EXERCISE: Return the listing below unchanged, minus its pictures.

— Begin —

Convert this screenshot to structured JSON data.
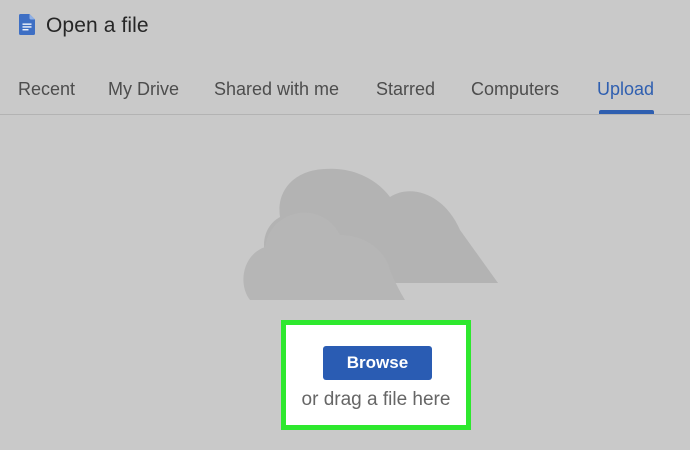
{
  "dialog": {
    "title": "Open a file",
    "title_icon": "docs-file-icon"
  },
  "tabs": [
    {
      "label": "Recent",
      "active": false
    },
    {
      "label": "My Drive",
      "active": false
    },
    {
      "label": "Shared with me",
      "active": false
    },
    {
      "label": "Starred",
      "active": false
    },
    {
      "label": "Computers",
      "active": false
    },
    {
      "label": "Upload",
      "active": true
    }
  ],
  "upload": {
    "illustration": "cloud-icon",
    "browse_label": "Browse",
    "drag_hint": "or drag a file here"
  },
  "colors": {
    "background": "#c9c9c9",
    "accent": "#2f5fb0",
    "button": "#2a5cb3",
    "highlight_border": "#2ee82e",
    "cloud": "#b0b0b0"
  }
}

— End —

RESULT:
Convert this screenshot to structured JSON data.
{
  "dialog": {
    "title": "Open a file",
    "title_icon": "docs-file-icon"
  },
  "tabs": [
    {
      "label": "Recent",
      "active": false
    },
    {
      "label": "My Drive",
      "active": false
    },
    {
      "label": "Shared with me",
      "active": false
    },
    {
      "label": "Starred",
      "active": false
    },
    {
      "label": "Computers",
      "active": false
    },
    {
      "label": "Upload",
      "active": true
    }
  ],
  "upload": {
    "illustration": "cloud-icon",
    "browse_label": "Browse",
    "drag_hint": "or drag a file here"
  },
  "colors": {
    "background": "#c9c9c9",
    "accent": "#2f5fb0",
    "button": "#2a5cb3",
    "highlight_border": "#2ee82e",
    "cloud": "#b0b0b0"
  }
}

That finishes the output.